* start ENTRIES SHOWN *
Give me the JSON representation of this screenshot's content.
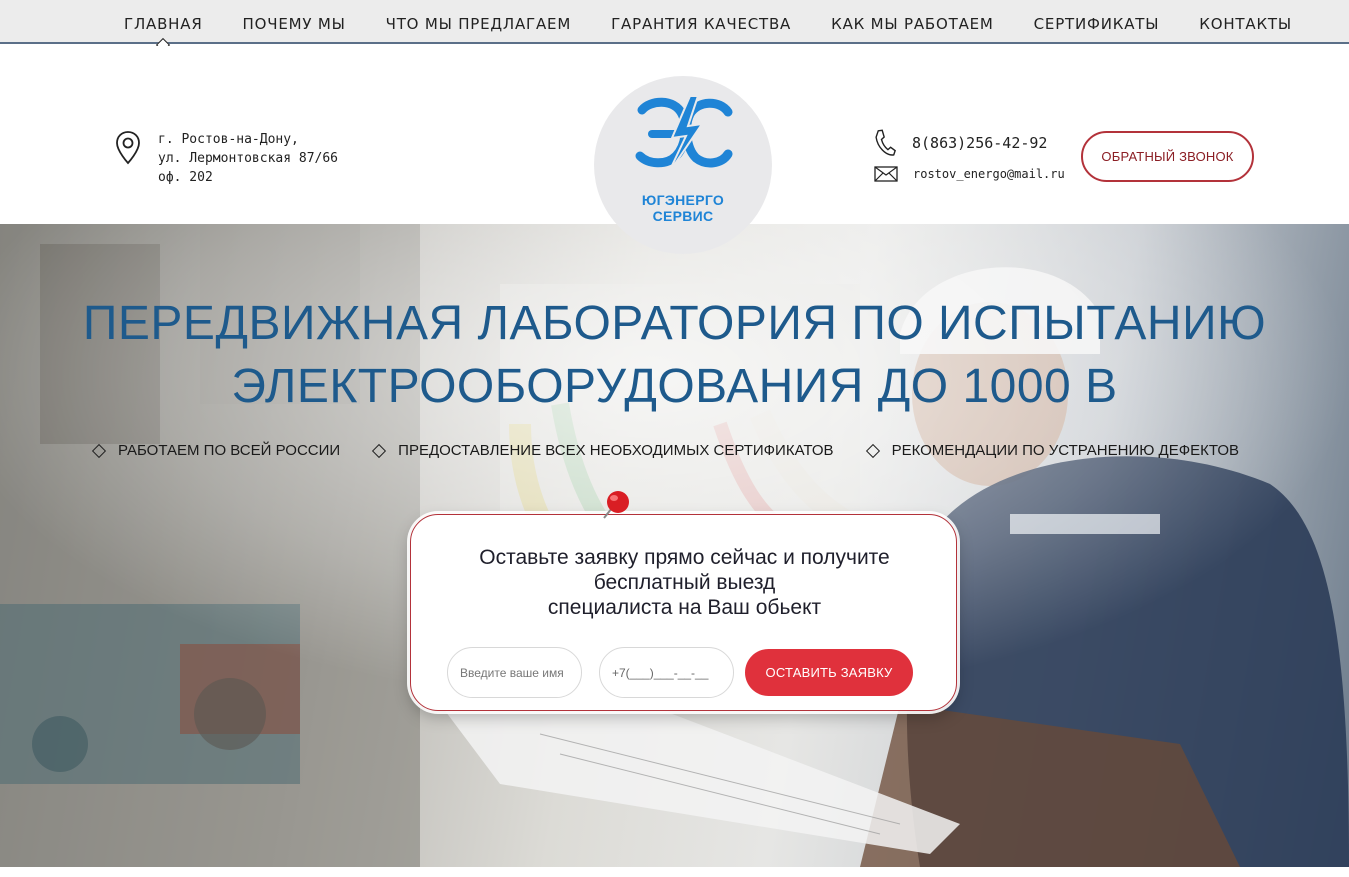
{
  "nav": {
    "items": [
      {
        "label": "ГЛАВНАЯ",
        "active": true
      },
      {
        "label": "ПОЧЕМУ МЫ"
      },
      {
        "label": "ЧТО МЫ ПРЕДЛАГАЕМ"
      },
      {
        "label": "ГАРАНТИЯ КАЧЕСТВА"
      },
      {
        "label": "КАК МЫ РАБОТАЕМ"
      },
      {
        "label": "СЕРТИФИКАТЫ"
      },
      {
        "label": "КОНТАКТЫ"
      }
    ]
  },
  "header": {
    "address": {
      "icon": "location-pin-icon",
      "lines": [
        "г. Ростов-на-Дону,",
        "ул. Лермонтовская 87/66",
        "оф. 202"
      ]
    },
    "logo": {
      "line1": "ЮГЭНЕРГО",
      "line2": "СЕРВИС",
      "color": "#1f84d6"
    },
    "phone": {
      "icon": "phone-icon",
      "value": "8(863)256-42-92"
    },
    "email": {
      "icon": "envelope-icon",
      "value": "rostov_energo@mail.ru"
    },
    "callback_label": "ОБРАТНЫЙ ЗВОНОК"
  },
  "hero": {
    "title_line1": "ПЕРЕДВИЖНАЯ ЛАБОРАТОРИЯ ПО ИСПЫТАНИЮ",
    "title_line2": "ЭЛЕКТРООБОРУДОВАНИЯ ДО 1000 В",
    "features": [
      "РАБОТАЕМ ПО ВСЕЙ РОССИИ",
      "ПРЕДОСТАВЛЕНИЕ ВСЕХ НЕОБХОДИМЫХ СЕРТИФИКАТОВ",
      "РЕКОМЕНДАЦИИ ПО УСТРАНЕНИЮ ДЕФЕКТОВ"
    ]
  },
  "form": {
    "text_line1": "Оставьте заявку прямо сейчас и получите",
    "text_line2": "бесплатный выезд",
    "text_line3": "специалиста на Ваш обьект",
    "name_placeholder": "Введите ваше имя",
    "phone_placeholder": "+7(___)___-__-__",
    "submit_label": "ОСТАВИТЬ ЗАЯВКУ"
  },
  "colors": {
    "accent_red": "#e0313c",
    "title_blue": "#1e5a8c",
    "logo_blue": "#1f84d6"
  }
}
* end ENTRIES SHOWN *
Your job is to transcribe the entries above exactly; skip the pictures.

Give me the JSON representation of this screenshot's content.
{
  "nav": {
    "items": [
      {
        "label": "ГЛАВНАЯ",
        "active": true
      },
      {
        "label": "ПОЧЕМУ МЫ"
      },
      {
        "label": "ЧТО МЫ ПРЕДЛАГАЕМ"
      },
      {
        "label": "ГАРАНТИЯ КАЧЕСТВА"
      },
      {
        "label": "КАК МЫ РАБОТАЕМ"
      },
      {
        "label": "СЕРТИФИКАТЫ"
      },
      {
        "label": "КОНТАКТЫ"
      }
    ]
  },
  "header": {
    "address": {
      "icon": "location-pin-icon",
      "lines": [
        "г. Ростов-на-Дону,",
        "ул. Лермонтовская 87/66",
        "оф. 202"
      ]
    },
    "logo": {
      "line1": "ЮГЭНЕРГО",
      "line2": "СЕРВИС",
      "color": "#1f84d6"
    },
    "phone": {
      "icon": "phone-icon",
      "value": "8(863)256-42-92"
    },
    "email": {
      "icon": "envelope-icon",
      "value": "rostov_energo@mail.ru"
    },
    "callback_label": "ОБРАТНЫЙ ЗВОНОК"
  },
  "hero": {
    "title_line1": "ПЕРЕДВИЖНАЯ ЛАБОРАТОРИЯ ПО ИСПЫТАНИЮ",
    "title_line2": "ЭЛЕКТРООБОРУДОВАНИЯ ДО 1000 В",
    "features": [
      "РАБОТАЕМ ПО ВСЕЙ РОССИИ",
      "ПРЕДОСТАВЛЕНИЕ ВСЕХ НЕОБХОДИМЫХ СЕРТИФИКАТОВ",
      "РЕКОМЕНДАЦИИ ПО УСТРАНЕНИЮ ДЕФЕКТОВ"
    ]
  },
  "form": {
    "text_line1": "Оставьте заявку прямо сейчас и получите",
    "text_line2": "бесплатный выезд",
    "text_line3": "специалиста на Ваш обьект",
    "name_placeholder": "Введите ваше имя",
    "phone_placeholder": "+7(___)___-__-__",
    "submit_label": "ОСТАВИТЬ ЗАЯВКУ"
  },
  "colors": {
    "accent_red": "#e0313c",
    "title_blue": "#1e5a8c",
    "logo_blue": "#1f84d6"
  }
}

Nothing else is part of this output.